WHAT THE TASK REQUIRES
Wherever a line in the data below holds "Scene", copy that line.
───── RECORD LIST ─────
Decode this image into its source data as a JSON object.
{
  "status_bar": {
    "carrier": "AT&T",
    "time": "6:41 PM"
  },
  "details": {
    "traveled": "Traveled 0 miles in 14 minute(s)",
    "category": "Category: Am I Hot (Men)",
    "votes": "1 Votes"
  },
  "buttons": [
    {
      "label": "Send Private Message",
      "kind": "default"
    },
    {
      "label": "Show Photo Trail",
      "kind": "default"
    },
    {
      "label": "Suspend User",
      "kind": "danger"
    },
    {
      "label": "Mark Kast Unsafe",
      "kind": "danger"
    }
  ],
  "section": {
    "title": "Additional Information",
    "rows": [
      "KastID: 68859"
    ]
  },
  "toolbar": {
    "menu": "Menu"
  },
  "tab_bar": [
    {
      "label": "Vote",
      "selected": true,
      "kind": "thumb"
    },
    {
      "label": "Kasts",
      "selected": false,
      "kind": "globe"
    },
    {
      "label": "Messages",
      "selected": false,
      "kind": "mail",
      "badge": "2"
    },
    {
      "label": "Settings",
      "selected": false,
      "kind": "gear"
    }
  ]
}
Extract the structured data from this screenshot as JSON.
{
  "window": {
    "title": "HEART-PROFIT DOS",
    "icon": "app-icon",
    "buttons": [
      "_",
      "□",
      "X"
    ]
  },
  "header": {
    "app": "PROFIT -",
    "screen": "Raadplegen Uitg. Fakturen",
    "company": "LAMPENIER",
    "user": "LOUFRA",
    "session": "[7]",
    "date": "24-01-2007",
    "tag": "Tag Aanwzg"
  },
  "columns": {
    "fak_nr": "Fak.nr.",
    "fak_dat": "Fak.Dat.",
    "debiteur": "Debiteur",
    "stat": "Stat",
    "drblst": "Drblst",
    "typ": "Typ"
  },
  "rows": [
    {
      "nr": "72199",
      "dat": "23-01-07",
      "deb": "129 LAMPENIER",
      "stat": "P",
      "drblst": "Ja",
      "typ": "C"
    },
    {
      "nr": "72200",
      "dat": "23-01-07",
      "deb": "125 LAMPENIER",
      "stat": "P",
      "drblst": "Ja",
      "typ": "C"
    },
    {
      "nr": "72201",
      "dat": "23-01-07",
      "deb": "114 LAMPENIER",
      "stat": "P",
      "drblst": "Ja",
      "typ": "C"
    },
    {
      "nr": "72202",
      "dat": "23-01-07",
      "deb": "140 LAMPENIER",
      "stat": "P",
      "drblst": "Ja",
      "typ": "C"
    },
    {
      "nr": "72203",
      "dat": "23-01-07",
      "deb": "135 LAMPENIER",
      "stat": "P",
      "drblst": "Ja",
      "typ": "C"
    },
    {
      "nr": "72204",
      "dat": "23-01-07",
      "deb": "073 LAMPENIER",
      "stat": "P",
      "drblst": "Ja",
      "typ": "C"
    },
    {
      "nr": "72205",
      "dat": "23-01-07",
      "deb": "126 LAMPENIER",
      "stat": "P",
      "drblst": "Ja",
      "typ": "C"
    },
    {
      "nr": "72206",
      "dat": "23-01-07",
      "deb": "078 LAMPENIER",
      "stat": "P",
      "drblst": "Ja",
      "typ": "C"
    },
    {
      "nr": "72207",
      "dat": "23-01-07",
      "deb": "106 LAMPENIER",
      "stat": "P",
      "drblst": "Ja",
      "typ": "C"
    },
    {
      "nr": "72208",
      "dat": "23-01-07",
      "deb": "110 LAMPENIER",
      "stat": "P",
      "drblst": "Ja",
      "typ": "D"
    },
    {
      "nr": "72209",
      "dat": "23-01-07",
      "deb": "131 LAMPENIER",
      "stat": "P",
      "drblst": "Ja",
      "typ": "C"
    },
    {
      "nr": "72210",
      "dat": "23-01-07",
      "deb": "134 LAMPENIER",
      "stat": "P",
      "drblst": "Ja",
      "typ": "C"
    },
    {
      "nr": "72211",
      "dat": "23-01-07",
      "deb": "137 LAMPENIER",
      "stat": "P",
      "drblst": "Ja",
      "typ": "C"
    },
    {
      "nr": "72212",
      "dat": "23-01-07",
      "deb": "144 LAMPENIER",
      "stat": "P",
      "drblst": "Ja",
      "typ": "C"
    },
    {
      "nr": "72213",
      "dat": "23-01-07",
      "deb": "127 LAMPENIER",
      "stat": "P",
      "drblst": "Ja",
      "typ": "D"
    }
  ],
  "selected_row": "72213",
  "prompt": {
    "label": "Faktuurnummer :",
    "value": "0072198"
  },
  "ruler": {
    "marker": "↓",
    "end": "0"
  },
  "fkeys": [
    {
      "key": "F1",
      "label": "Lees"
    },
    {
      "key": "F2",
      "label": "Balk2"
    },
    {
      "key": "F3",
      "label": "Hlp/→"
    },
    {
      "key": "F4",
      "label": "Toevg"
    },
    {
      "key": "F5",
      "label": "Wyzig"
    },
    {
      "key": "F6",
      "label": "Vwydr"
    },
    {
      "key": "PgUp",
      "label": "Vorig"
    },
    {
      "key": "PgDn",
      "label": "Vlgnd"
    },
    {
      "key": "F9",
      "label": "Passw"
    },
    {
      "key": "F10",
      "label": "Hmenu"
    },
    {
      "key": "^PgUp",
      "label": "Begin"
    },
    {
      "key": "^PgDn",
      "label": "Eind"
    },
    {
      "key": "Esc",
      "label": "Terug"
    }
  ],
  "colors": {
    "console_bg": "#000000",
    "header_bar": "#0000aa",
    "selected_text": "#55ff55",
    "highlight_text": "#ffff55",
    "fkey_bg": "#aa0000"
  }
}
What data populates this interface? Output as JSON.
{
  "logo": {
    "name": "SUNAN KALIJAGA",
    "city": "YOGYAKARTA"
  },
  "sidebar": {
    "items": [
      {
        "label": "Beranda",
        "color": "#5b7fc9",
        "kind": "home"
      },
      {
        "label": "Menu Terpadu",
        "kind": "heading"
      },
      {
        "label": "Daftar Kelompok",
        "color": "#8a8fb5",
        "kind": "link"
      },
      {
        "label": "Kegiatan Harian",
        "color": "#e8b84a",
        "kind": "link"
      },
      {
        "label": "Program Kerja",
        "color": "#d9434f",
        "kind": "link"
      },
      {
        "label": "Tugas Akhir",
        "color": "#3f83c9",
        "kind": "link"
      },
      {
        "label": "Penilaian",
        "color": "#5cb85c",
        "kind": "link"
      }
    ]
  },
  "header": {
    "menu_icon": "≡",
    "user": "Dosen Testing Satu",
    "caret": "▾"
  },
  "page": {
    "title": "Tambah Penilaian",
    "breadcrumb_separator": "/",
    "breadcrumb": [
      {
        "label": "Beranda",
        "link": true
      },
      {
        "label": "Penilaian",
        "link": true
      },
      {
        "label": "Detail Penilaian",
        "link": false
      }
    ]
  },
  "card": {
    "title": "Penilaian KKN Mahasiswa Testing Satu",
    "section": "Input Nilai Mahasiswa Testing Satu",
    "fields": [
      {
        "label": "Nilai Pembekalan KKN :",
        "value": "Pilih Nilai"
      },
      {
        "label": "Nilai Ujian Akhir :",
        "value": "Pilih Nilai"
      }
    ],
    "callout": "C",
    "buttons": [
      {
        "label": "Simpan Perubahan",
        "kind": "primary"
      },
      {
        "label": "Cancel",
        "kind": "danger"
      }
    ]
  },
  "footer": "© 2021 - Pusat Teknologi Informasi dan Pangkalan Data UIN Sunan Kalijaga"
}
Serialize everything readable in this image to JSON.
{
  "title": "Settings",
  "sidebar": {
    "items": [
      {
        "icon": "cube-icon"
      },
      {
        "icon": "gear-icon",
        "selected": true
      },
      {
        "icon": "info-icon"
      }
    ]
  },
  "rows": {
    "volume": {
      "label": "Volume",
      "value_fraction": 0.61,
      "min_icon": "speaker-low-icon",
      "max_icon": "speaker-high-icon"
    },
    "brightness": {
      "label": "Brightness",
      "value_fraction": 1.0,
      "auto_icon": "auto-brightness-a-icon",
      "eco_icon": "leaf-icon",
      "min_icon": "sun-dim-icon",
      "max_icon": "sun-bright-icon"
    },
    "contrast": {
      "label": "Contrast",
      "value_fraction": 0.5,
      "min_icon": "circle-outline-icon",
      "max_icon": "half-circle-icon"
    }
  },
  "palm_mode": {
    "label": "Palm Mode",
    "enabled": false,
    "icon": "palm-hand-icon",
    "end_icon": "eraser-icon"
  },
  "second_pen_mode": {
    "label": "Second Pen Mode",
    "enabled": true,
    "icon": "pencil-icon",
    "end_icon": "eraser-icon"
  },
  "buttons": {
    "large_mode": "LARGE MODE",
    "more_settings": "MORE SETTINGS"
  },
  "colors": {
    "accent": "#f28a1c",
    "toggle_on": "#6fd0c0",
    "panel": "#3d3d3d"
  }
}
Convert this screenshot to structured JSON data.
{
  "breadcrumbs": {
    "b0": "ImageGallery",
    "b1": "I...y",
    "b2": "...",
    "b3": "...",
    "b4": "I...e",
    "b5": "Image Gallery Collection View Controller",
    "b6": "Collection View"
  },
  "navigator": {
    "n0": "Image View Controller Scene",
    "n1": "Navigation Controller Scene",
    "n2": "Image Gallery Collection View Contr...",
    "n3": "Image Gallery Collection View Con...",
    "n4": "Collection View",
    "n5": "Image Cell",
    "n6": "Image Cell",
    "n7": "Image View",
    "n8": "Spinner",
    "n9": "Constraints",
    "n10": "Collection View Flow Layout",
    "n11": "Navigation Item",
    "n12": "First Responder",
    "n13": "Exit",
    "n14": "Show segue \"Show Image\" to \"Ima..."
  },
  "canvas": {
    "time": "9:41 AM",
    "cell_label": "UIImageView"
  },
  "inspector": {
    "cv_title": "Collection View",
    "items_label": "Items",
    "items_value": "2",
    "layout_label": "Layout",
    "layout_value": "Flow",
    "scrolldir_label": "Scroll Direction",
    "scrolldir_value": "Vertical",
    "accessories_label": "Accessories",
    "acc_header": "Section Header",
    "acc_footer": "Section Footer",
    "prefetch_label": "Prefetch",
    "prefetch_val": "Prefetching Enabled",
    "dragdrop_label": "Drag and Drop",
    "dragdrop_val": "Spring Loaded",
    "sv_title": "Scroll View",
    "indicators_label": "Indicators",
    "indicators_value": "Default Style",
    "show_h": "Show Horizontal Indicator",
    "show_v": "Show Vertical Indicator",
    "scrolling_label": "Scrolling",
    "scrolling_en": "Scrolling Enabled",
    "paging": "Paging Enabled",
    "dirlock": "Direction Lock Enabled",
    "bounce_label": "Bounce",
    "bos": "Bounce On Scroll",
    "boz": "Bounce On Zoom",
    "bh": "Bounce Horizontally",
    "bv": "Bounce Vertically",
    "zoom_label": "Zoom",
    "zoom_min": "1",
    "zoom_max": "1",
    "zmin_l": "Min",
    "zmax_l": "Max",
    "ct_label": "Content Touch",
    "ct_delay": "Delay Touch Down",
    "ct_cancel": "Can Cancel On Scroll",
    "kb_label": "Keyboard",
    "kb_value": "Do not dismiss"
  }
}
─────
ANSWER
    "n0": "Image View Controller Scene",
    "n1": "Navigation Controller Scene",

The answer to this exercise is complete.